## Task instructions
Write the records out again, keeping each line exactly as it is.

--- START Supplied material ---

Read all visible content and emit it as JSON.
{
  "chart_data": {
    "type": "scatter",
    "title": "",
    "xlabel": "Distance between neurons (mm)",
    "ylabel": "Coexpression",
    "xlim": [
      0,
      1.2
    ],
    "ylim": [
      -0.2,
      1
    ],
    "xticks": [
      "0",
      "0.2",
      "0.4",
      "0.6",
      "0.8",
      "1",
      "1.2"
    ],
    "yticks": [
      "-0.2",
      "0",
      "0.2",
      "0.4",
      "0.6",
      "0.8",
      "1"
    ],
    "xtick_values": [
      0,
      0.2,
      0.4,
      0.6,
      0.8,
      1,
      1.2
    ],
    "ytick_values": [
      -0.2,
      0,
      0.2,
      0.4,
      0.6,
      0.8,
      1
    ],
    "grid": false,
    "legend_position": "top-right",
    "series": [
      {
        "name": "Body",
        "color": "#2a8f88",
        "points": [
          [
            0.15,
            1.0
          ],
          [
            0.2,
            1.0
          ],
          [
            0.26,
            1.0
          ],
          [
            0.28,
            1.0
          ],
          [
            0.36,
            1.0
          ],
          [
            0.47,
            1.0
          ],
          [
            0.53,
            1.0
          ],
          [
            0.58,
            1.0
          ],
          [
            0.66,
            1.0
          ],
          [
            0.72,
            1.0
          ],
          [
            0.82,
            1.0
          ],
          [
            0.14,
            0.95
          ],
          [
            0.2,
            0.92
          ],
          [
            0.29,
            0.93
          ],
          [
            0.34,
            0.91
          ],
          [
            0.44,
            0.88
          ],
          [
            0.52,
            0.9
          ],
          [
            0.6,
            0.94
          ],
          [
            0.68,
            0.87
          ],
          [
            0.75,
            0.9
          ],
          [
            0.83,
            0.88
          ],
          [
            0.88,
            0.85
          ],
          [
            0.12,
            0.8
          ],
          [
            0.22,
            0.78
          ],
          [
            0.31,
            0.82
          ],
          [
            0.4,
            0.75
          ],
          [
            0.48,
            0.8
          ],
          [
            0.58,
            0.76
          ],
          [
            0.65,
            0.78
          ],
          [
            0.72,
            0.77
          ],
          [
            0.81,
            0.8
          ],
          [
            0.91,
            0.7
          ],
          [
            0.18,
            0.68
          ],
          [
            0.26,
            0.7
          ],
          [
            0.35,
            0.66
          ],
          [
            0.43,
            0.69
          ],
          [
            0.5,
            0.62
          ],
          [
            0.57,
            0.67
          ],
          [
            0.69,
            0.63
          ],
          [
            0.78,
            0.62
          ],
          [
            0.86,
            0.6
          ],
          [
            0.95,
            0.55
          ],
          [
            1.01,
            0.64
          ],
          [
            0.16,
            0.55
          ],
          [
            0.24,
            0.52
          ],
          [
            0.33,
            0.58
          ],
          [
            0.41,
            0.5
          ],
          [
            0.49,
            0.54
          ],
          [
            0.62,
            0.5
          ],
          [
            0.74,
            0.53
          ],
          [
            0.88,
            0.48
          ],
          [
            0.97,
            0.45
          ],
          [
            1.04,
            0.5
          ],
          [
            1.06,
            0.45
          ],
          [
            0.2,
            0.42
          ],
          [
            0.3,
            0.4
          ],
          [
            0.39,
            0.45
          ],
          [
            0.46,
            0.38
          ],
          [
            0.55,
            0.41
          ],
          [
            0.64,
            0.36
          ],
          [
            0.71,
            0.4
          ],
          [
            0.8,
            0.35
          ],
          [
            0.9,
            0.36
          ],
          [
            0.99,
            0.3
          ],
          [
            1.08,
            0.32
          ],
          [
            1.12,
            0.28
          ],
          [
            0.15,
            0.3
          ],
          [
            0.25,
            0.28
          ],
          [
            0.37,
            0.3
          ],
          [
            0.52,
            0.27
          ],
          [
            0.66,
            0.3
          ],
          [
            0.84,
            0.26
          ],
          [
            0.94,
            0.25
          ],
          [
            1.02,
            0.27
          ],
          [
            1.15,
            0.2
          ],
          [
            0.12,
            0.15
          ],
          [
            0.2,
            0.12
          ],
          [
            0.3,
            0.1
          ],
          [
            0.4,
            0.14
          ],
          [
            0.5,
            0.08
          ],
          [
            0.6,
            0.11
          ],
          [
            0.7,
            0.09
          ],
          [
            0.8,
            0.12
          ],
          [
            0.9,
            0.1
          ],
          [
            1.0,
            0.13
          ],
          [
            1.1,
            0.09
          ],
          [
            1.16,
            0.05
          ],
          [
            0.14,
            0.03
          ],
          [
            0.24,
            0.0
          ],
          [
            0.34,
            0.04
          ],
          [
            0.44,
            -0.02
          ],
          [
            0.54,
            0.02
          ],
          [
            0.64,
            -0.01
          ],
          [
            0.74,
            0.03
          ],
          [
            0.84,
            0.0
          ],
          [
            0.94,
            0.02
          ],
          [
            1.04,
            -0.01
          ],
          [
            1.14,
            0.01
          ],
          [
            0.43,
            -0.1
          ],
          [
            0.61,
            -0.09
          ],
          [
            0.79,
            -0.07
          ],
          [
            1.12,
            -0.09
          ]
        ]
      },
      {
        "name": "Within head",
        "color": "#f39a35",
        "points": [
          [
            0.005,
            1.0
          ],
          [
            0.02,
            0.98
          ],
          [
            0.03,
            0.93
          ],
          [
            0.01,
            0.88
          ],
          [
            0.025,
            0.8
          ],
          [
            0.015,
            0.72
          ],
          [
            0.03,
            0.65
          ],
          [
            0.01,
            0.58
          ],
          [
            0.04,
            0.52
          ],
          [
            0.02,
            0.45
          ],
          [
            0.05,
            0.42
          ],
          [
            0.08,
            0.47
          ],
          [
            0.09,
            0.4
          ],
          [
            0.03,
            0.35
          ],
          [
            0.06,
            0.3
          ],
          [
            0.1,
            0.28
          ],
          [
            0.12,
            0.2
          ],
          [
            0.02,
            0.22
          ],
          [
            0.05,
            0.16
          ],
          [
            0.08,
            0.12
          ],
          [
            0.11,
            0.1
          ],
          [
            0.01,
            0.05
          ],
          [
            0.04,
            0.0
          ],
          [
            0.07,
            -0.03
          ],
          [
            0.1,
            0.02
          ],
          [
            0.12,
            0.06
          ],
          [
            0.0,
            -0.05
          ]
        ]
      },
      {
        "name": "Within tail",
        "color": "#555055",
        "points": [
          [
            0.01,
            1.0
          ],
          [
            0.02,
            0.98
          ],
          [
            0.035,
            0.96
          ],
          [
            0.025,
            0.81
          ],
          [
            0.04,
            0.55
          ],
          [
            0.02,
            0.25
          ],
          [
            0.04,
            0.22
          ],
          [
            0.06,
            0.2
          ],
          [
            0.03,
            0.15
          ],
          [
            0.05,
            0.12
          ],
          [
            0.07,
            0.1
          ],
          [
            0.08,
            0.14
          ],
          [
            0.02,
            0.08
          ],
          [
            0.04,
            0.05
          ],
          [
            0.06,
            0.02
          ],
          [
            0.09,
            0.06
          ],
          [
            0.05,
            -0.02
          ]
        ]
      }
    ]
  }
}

--- END Supplied material ---

## Correct answer
Read all visible content and emit it as JSON.
{
  "chart_data": {
    "type": "scatter",
    "title": "",
    "xlabel": "Distance between neurons (mm)",
    "ylabel": "Coexpression",
    "xlim": [
      0,
      1.2
    ],
    "ylim": [
      -0.2,
      1
    ],
    "xticks": [
      "0",
      "0.2",
      "0.4",
      "0.6",
      "0.8",
      "1",
      "1.2"
    ],
    "yticks": [
      "-0.2",
      "0",
      "0.2",
      "0.4",
      "0.6",
      "0.8",
      "1"
    ],
    "xtick_values": [
      0,
      0.2,
      0.4,
      0.6,
      0.8,
      1,
      1.2
    ],
    "ytick_values": [
      -0.2,
      0,
      0.2,
      0.4,
      0.6,
      0.8,
      1
    ],
    "grid": false,
    "legend_position": "top-right",
    "series": [
      {
        "name": "Body",
        "color": "#2a8f88",
        "points": [
          [
            0.15,
            1.0
          ],
          [
            0.2,
            1.0
          ],
          [
            0.26,
            1.0
          ],
          [
            0.28,
            1.0
          ],
          [
            0.36,
            1.0
          ],
          [
            0.47,
            1.0
          ],
          [
            0.53,
            1.0
          ],
          [
            0.58,
            1.0
          ],
          [
            0.66,
            1.0
          ],
          [
            0.72,
            1.0
          ],
          [
            0.82,
            1.0
          ],
          [
            0.14,
            0.95
          ],
          [
            0.2,
            0.92
          ],
          [
            0.29,
            0.93
          ],
          [
            0.34,
            0.91
          ],
          [
            0.44,
            0.88
          ],
          [
            0.52,
            0.9
          ],
          [
            0.6,
            0.94
          ],
          [
            0.68,
            0.87
          ],
          [
            0.75,
            0.9
          ],
          [
            0.83,
            0.88
          ],
          [
            0.88,
            0.85
          ],
          [
            0.12,
            0.8
          ],
          [
            0.22,
            0.78
          ],
          [
            0.31,
            0.82
          ],
          [
            0.4,
            0.75
          ],
          [
            0.48,
            0.8
          ],
          [
            0.58,
            0.76
          ],
          [
            0.65,
            0.78
          ],
          [
            0.72,
            0.77
          ],
          [
            0.81,
            0.8
          ],
          [
            0.91,
            0.7
          ],
          [
            0.18,
            0.68
          ],
          [
            0.26,
            0.7
          ],
          [
            0.35,
            0.66
          ],
          [
            0.43,
            0.69
          ],
          [
            0.5,
            0.62
          ],
          [
            0.57,
            0.67
          ],
          [
            0.69,
            0.63
          ],
          [
            0.78,
            0.62
          ],
          [
            0.86,
            0.6
          ],
          [
            0.95,
            0.55
          ],
          [
            1.01,
            0.64
          ],
          [
            0.16,
            0.55
          ],
          [
            0.24,
            0.52
          ],
          [
            0.33,
            0.58
          ],
          [
            0.41,
            0.5
          ],
          [
            0.49,
            0.54
          ],
          [
            0.62,
            0.5
          ],
          [
            0.74,
            0.53
          ],
          [
            0.88,
            0.48
          ],
          [
            0.97,
            0.45
          ],
          [
            1.04,
            0.5
          ],
          [
            1.06,
            0.45
          ],
          [
            0.2,
            0.42
          ],
          [
            0.3,
            0.4
          ],
          [
            0.39,
            0.45
          ],
          [
            0.46,
            0.38
          ],
          [
            0.55,
            0.41
          ],
          [
            0.64,
            0.36
          ],
          [
            0.71,
            0.4
          ],
          [
            0.8,
            0.35
          ],
          [
            0.9,
            0.36
          ],
          [
            0.99,
            0.3
          ],
          [
            1.08,
            0.32
          ],
          [
            1.12,
            0.28
          ],
          [
            0.15,
            0.3
          ],
          [
            0.25,
            0.28
          ],
          [
            0.37,
            0.3
          ],
          [
            0.52,
            0.27
          ],
          [
            0.66,
            0.3
          ],
          [
            0.84,
            0.26
          ],
          [
            0.94,
            0.25
          ],
          [
            1.02,
            0.27
          ],
          [
            1.15,
            0.2
          ],
          [
            0.12,
            0.15
          ],
          [
            0.2,
            0.12
          ],
          [
            0.3,
            0.1
          ],
          [
            0.4,
            0.14
          ],
          [
            0.5,
            0.08
          ],
          [
            0.6,
            0.11
          ],
          [
            0.7,
            0.09
          ],
          [
            0.8,
            0.12
          ],
          [
            0.9,
            0.1
          ],
          [
            1.0,
            0.13
          ],
          [
            1.1,
            0.09
          ],
          [
            1.16,
            0.05
          ],
          [
            0.14,
            0.03
          ],
          [
            0.24,
            0.0
          ],
          [
            0.34,
            0.04
          ],
          [
            0.44,
            -0.02
          ],
          [
            0.54,
            0.02
          ],
          [
            0.64,
            -0.01
          ],
          [
            0.74,
            0.03
          ],
          [
            0.84,
            0.0
          ],
          [
            0.94,
            0.02
          ],
          [
            1.04,
            -0.01
          ],
          [
            1.14,
            0.01
          ],
          [
            0.43,
            -0.1
          ],
          [
            0.61,
            -0.09
          ],
          [
            0.79,
            -0.07
          ],
          [
            1.12,
            -0.09
          ]
        ]
      },
      {
        "name": "Within head",
        "color": "#f39a35",
        "points": [
          [
            0.005,
            1.0
          ],
          [
            0.02,
            0.98
          ],
          [
            0.03,
            0.93
          ],
          [
            0.01,
            0.88
          ],
          [
            0.025,
            0.8
          ],
          [
            0.015,
            0.72
          ],
          [
            0.03,
            0.65
          ],
          [
            0.01,
            0.58
          ],
          [
            0.04,
            0.52
          ],
          [
            0.02,
            0.45
          ],
          [
            0.05,
            0.42
          ],
          [
            0.08,
            0.47
          ],
          [
            0.09,
            0.4
          ],
          [
            0.03,
            0.35
          ],
          [
            0.06,
            0.3
          ],
          [
            0.1,
            0.28
          ],
          [
            0.12,
            0.2
          ],
          [
            0.02,
            0.22
          ],
          [
            0.05,
            0.16
          ],
          [
            0.08,
            0.12
          ],
          [
            0.11,
            0.1
          ],
          [
            0.01,
            0.05
          ],
          [
            0.04,
            0.0
          ],
          [
            0.07,
            -0.03
          ],
          [
            0.1,
            0.02
          ],
          [
            0.12,
            0.06
          ],
          [
            0.0,
            -0.05
          ]
        ]
      },
      {
        "name": "Within tail",
        "color": "#555055",
        "points": [
          [
            0.01,
            1.0
          ],
          [
            0.02,
            0.98
          ],
          [
            0.035,
            0.96
          ],
          [
            0.025,
            0.81
          ],
          [
            0.04,
            0.55
          ],
          [
            0.02,
            0.25
          ],
          [
            0.04,
            0.22
          ],
          [
            0.06,
            0.2
          ],
          [
            0.03,
            0.15
          ],
          [
            0.05,
            0.12
          ],
          [
            0.07,
            0.1
          ],
          [
            0.08,
            0.14
          ],
          [
            0.02,
            0.08
          ],
          [
            0.04,
            0.05
          ],
          [
            0.06,
            0.02
          ],
          [
            0.09,
            0.06
          ],
          [
            0.05,
            -0.02
          ]
        ]
      }
    ]
  }
}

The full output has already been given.